To do
Set down every entry again word for word, please, but skip the pictures.

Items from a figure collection
** Start **

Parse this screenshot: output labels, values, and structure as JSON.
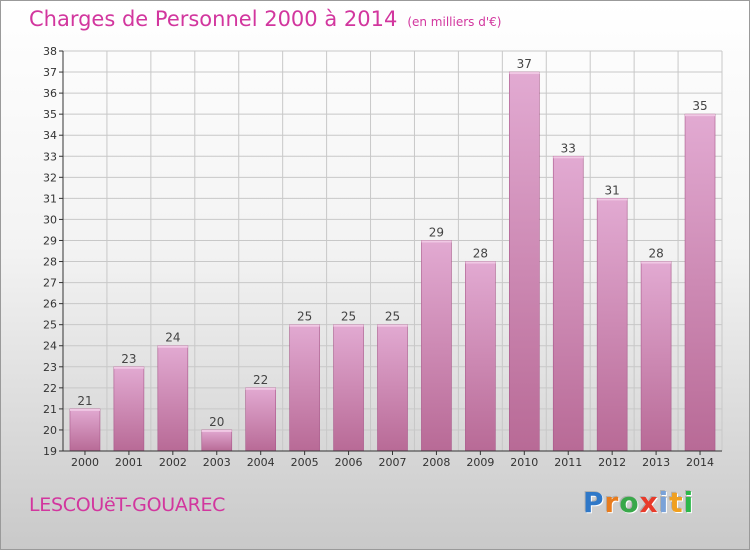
{
  "title": "Charges de Personnel 2000 à 2014",
  "subtitle": "(en milliers d'€)",
  "town": "LESCOUëT-GOUAREC",
  "brand": {
    "letters": [
      "P",
      "r",
      "o",
      "x",
      "i",
      "t",
      "i"
    ],
    "colors": [
      "#2f78c8",
      "#e87c1d",
      "#39a84a",
      "#e83a2a",
      "#7aa2d8",
      "#f0a020",
      "#2db84a"
    ]
  },
  "colors": {
    "accent": "#d2369e",
    "bar_top": "#e2aad2",
    "bar_bottom": "#b86a96",
    "grid": "#c8c8c8",
    "axis": "#333333"
  },
  "chart_data": {
    "type": "bar",
    "title": "Charges de Personnel 2000 à 2014",
    "subtitle": "(en milliers d'€)",
    "categories": [
      "2000",
      "2001",
      "2002",
      "2003",
      "2004",
      "2005",
      "2006",
      "2007",
      "2008",
      "2009",
      "2010",
      "2011",
      "2012",
      "2013",
      "2014"
    ],
    "values": [
      21,
      23,
      24,
      20,
      22,
      25,
      25,
      25,
      29,
      28,
      37,
      33,
      31,
      28,
      35
    ],
    "ylim": [
      19,
      38
    ],
    "yticks": [
      19,
      20,
      21,
      22,
      23,
      24,
      25,
      26,
      27,
      28,
      29,
      30,
      31,
      32,
      33,
      34,
      35,
      36,
      37,
      38
    ],
    "grid": true,
    "data_labels": true,
    "xlabel": "",
    "ylabel": ""
  }
}
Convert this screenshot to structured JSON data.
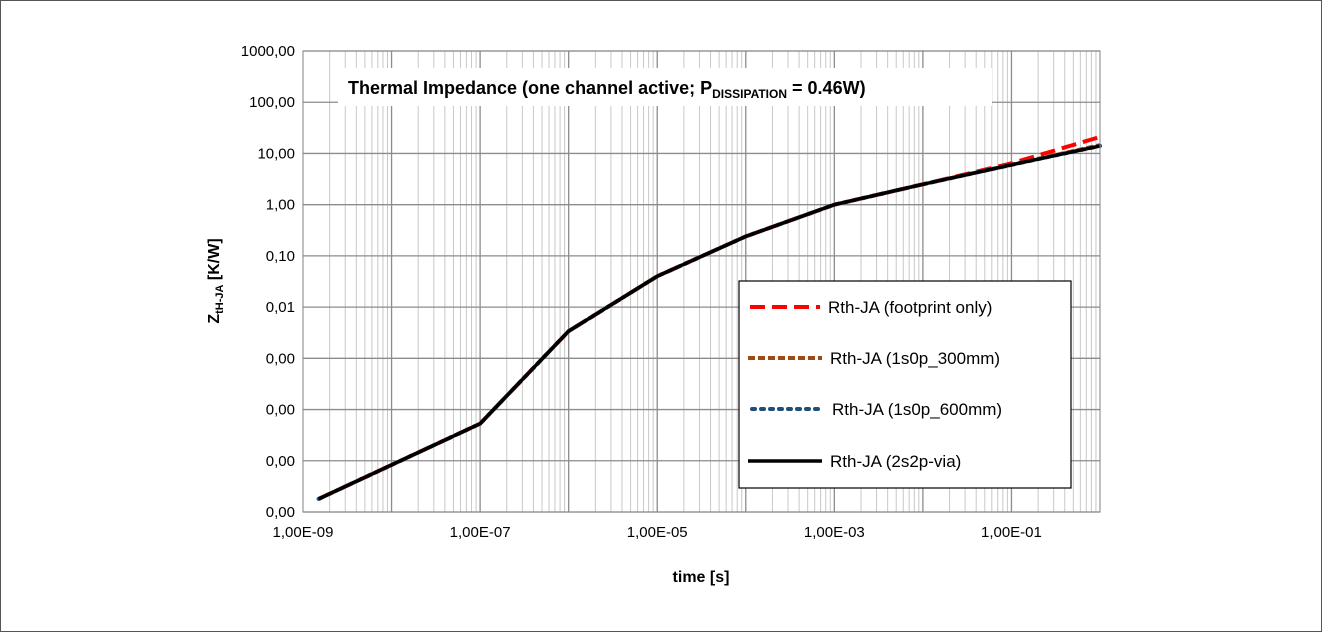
{
  "chart_data": {
    "type": "line",
    "title_main": "Thermal Impedance (one channel active; P",
    "title_sub": "DISSIPATION",
    "title_tail": " = 0.46W)",
    "xlabel": "time  [s]",
    "ylabel_main": "Z",
    "ylabel_sub": "tH-JA",
    "ylabel_tail": " [K/W]",
    "x_scale": "log",
    "y_scale": "log",
    "xlim": [
      1e-09,
      1
    ],
    "ylim": [
      1e-06,
      1000
    ],
    "x_ticks": [
      1e-09,
      1e-07,
      1e-05,
      0.001,
      0.1
    ],
    "x_tick_labels": [
      "1,00E-09",
      "1,00E-07",
      "1,00E-05",
      "1,00E-03",
      "1,00E-01"
    ],
    "y_ticks": [
      1e-06,
      1e-05,
      0.0001,
      0.001,
      0.01,
      0.1,
      1,
      10,
      100,
      1000
    ],
    "y_tick_labels": [
      "0,00",
      "0,00",
      "0,00",
      "0,00",
      "0,01",
      "0,10",
      "1,00",
      "10,00",
      "100,00",
      "1000,00"
    ],
    "grid": true,
    "legend_position": "lower-right",
    "x": [
      1.5e-09,
      1e-08,
      1e-07,
      1e-06,
      1e-05,
      0.0001,
      0.001,
      0.01,
      0.1,
      1
    ],
    "series": [
      {
        "name": "Rth-JA (footprint only)",
        "color": "#ff0000",
        "dash": "dashed",
        "values": [
          1.8e-06,
          8.3e-06,
          5.3e-05,
          0.0034,
          0.04,
          0.24,
          1.0,
          2.5,
          6.4,
          21
        ]
      },
      {
        "name": "Rth-JA (1s0p_300mm)",
        "color": "#9c4a16",
        "dash": "dashed",
        "values": [
          1.8e-06,
          8.3e-06,
          5.3e-05,
          0.0034,
          0.04,
          0.24,
          1.0,
          2.5,
          6.0,
          14.5
        ]
      },
      {
        "name": "Rth-JA (1s0p_600mm)",
        "color": "#1f4e79",
        "dash": "dotted",
        "values": [
          1.8e-06,
          8.3e-06,
          5.3e-05,
          0.0034,
          0.04,
          0.24,
          1.0,
          2.5,
          6.0,
          14.0
        ]
      },
      {
        "name": "Rth-JA (2s2p-via)",
        "color": "#000000",
        "dash": "solid",
        "values": [
          1.8e-06,
          8.3e-06,
          5.3e-05,
          0.0034,
          0.04,
          0.24,
          1.0,
          2.5,
          6.0,
          14.0
        ]
      }
    ]
  }
}
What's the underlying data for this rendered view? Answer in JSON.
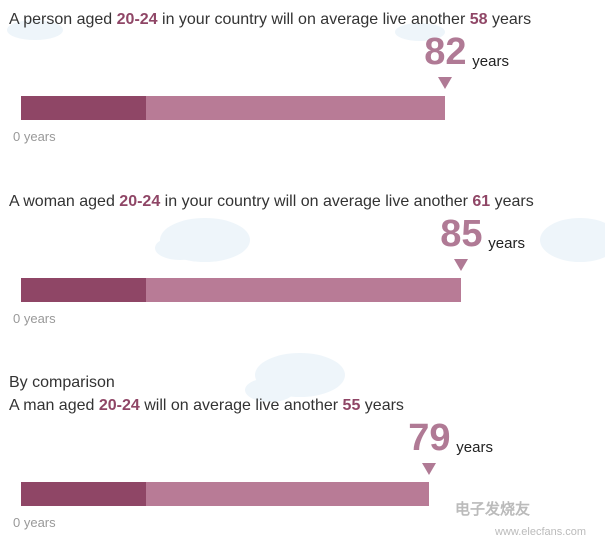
{
  "sections": [
    {
      "prefix": "A person aged ",
      "age": "20-24",
      "middle": " in your country will on average live another ",
      "remaining": "58",
      "suffix": " years",
      "total": 82,
      "unit": "years",
      "axis_label": "0 years"
    },
    {
      "prefix": "A woman aged ",
      "age": "20-24",
      "middle": " in your country will on average live another ",
      "remaining": "61",
      "suffix": " years",
      "total": 85,
      "unit": "years",
      "axis_label": "0 years"
    },
    {
      "intro": "By comparison",
      "prefix": "A man aged ",
      "age": "20-24",
      "middle": " will on average live another ",
      "remaining": "55",
      "suffix": " years",
      "total": 79,
      "unit": "years",
      "axis_label": "0 years"
    }
  ],
  "watermark": {
    "brand": "电子发烧友",
    "url": "www.elecfans.com"
  }
}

** End **

Result
Parse this screenshot: output labels, values, and structure as JSON.
{
  "title": "Charges de Personnel 2000 à 2014",
  "subtitle": "(en milliers d'€)",
  "town": "LESCOUëT-GOUAREC",
  "brand": {
    "letters": [
      "P",
      "r",
      "o",
      "x",
      "i",
      "t",
      "i"
    ],
    "colors": [
      "#2f78c8",
      "#e87c1d",
      "#39a84a",
      "#e83a2a",
      "#7aa2d8",
      "#f0a020",
      "#2db84a"
    ]
  },
  "colors": {
    "accent": "#d2369e",
    "bar_top": "#e2aad2",
    "bar_bottom": "#b86a96",
    "grid": "#c8c8c8",
    "axis": "#333333"
  },
  "chart_data": {
    "type": "bar",
    "title": "Charges de Personnel 2000 à 2014",
    "subtitle": "(en milliers d'€)",
    "categories": [
      "2000",
      "2001",
      "2002",
      "2003",
      "2004",
      "2005",
      "2006",
      "2007",
      "2008",
      "2009",
      "2010",
      "2011",
      "2012",
      "2013",
      "2014"
    ],
    "values": [
      21,
      23,
      24,
      20,
      22,
      25,
      25,
      25,
      29,
      28,
      37,
      33,
      31,
      28,
      35
    ],
    "ylim": [
      19,
      38
    ],
    "yticks": [
      19,
      20,
      21,
      22,
      23,
      24,
      25,
      26,
      27,
      28,
      29,
      30,
      31,
      32,
      33,
      34,
      35,
      36,
      37,
      38
    ],
    "grid": true,
    "data_labels": true,
    "xlabel": "",
    "ylabel": ""
  }
}
Convert this screenshot to structured JSON data.
{
  "chart_data": {
    "type": "line",
    "title_main": "Thermal Impedance (one channel active; P",
    "title_sub": "DISSIPATION",
    "title_tail": " = 0.46W)",
    "xlabel": "time  [s]",
    "ylabel_main": "Z",
    "ylabel_sub": "tH-JA",
    "ylabel_tail": " [K/W]",
    "x_scale": "log",
    "y_scale": "log",
    "xlim": [
      1e-09,
      1
    ],
    "ylim": [
      1e-06,
      1000
    ],
    "x_ticks": [
      1e-09,
      1e-07,
      1e-05,
      0.001,
      0.1
    ],
    "x_tick_labels": [
      "1,00E-09",
      "1,00E-07",
      "1,00E-05",
      "1,00E-03",
      "1,00E-01"
    ],
    "y_ticks": [
      1e-06,
      1e-05,
      0.0001,
      0.001,
      0.01,
      0.1,
      1,
      10,
      100,
      1000
    ],
    "y_tick_labels": [
      "0,00",
      "0,00",
      "0,00",
      "0,00",
      "0,01",
      "0,10",
      "1,00",
      "10,00",
      "100,00",
      "1000,00"
    ],
    "grid": true,
    "legend_position": "lower-right",
    "x": [
      1.5e-09,
      1e-08,
      1e-07,
      1e-06,
      1e-05,
      0.0001,
      0.001,
      0.01,
      0.1,
      1
    ],
    "series": [
      {
        "name": "Rth-JA (footprint only)",
        "color": "#ff0000",
        "dash": "dashed",
        "values": [
          1.8e-06,
          8.3e-06,
          5.3e-05,
          0.0034,
          0.04,
          0.24,
          1.0,
          2.5,
          6.4,
          21
        ]
      },
      {
        "name": "Rth-JA (1s0p_300mm)",
        "color": "#9c4a16",
        "dash": "dashed",
        "values": [
          1.8e-06,
          8.3e-06,
          5.3e-05,
          0.0034,
          0.04,
          0.24,
          1.0,
          2.5,
          6.0,
          14.5
        ]
      },
      {
        "name": "Rth-JA (1s0p_600mm)",
        "color": "#1f4e79",
        "dash": "dotted",
        "values": [
          1.8e-06,
          8.3e-06,
          5.3e-05,
          0.0034,
          0.04,
          0.24,
          1.0,
          2.5,
          6.0,
          14.0
        ]
      },
      {
        "name": "Rth-JA (2s2p-via)",
        "color": "#000000",
        "dash": "solid",
        "values": [
          1.8e-06,
          8.3e-06,
          5.3e-05,
          0.0034,
          0.04,
          0.24,
          1.0,
          2.5,
          6.0,
          14.0
        ]
      }
    ]
  }
}
What's the underlying data for this rendered view? Answer in JSON.
{
  "sections": [
    {
      "prefix": "A person aged ",
      "age": "20-24",
      "middle": " in your country will on average live another ",
      "remaining": "58",
      "suffix": " years",
      "total": 82,
      "unit": "years",
      "axis_label": "0 years"
    },
    {
      "prefix": "A woman aged ",
      "age": "20-24",
      "middle": " in your country will on average live another ",
      "remaining": "61",
      "suffix": " years",
      "total": 85,
      "unit": "years",
      "axis_label": "0 years"
    },
    {
      "intro": "By comparison",
      "prefix": "A man aged ",
      "age": "20-24",
      "middle": " will on average live another ",
      "remaining": "55",
      "suffix": " years",
      "total": 79,
      "unit": "years",
      "axis_label": "0 years"
    }
  ],
  "watermark": {
    "brand": "电子发烧友",
    "url": "www.elecfans.com"
  }
}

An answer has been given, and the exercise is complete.